▸ Document
The defaults are recommendations; every value is overridable in config or by env var. Mode just picks the starting point.

What's identical across modes

The mode is a deployment-shape concern, not a behavior concern. Project authors and plugin authors do not need to know which mode their work will be loaded into.


Process model

The kaged daemon is a single long-lived process.

init system (systemd / launchd)
  └── kaged daemon (one process)
        ├── plugin: oh-my-pi    (supervised subprocess)
        ├── plugin: ollama      (supervised subprocess)
        ├── subagent: scraper   (supervised, in cage)
        ├── subagent: writer    (supervised, in cage)
        └── network gatekeeper  (in-process; not a separate child)

Rules:

  • The daemon does not fork itself. No worker pool, no master+worker, no preforked workers. Bun's concurrency is async; the daemon is single-process.
  • Every long-lived child is supervised. Plugins and subagents are subprocesses managed by named supervisors (PluginSupervisor, SubagentSupervisor) inside the daemon. If a child exits, the supervisor records it and (per restart policy) may respawn.
  • The daemon never execs into another binary. Replacements (upgrades) happen by stopping and starting a fresh process via the init system.
  • No daemon-internal IPC besides JSON-RPC-over-stdio with plugins. The daemon does not open Unix sockets to itself, does not run an internal HTTP loopback, does not use shared memory.

The "long-lived parent" promise from ADR-0001 is mechanical: the daemon has no parent in user space; the init system is its only parent.


Configuration

Sources, in precedence order

  1. CLI flags (highest precedence)
  2. Environment variables (KAGED_*)
  3. Config file (at the mode-appropriate default path; see Configuration file)
  4. Built-in defaults (lowest)

A value at a higher tier silently shadows lower tiers — the daemon does not error on overlap. The effective config is reported by kaged config show for inspection.

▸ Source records

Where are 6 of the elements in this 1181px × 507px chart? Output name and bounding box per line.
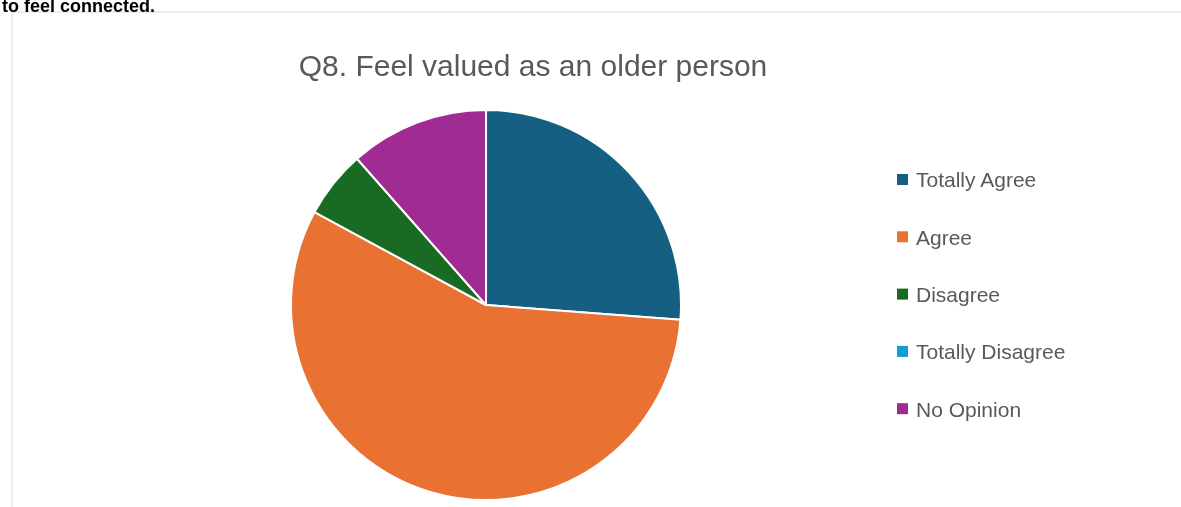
chart-title: Q8. Feel valued as an older person	[298, 49, 768, 82]
legend-label: Agree	[916, 225, 973, 249]
legend-label: Disagree	[916, 282, 1001, 306]
legend-label: Totally Agree	[916, 168, 1037, 192]
legend-label: Totally Disagree	[916, 340, 1066, 364]
legend-label: No Opinion	[916, 397, 1022, 421]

▸ Task goal
Return, word for word, the part of the kaged daemon text beginning at the words "init system (systemd" and ending after "a separate child)".

▸ The answer
init system (systemd / launchd)
  └── kaged daemon (one process)
        ├── plugin: oh-my-pi    (supervised subprocess)
        ├── plugin: ollama      (supervised subprocess)
        ├── subagent: scraper   (supervised, in cage)
        ├── subagent: writer    (supervised, in cage)
        └── network gatekeeper  (in-process; not a separate child)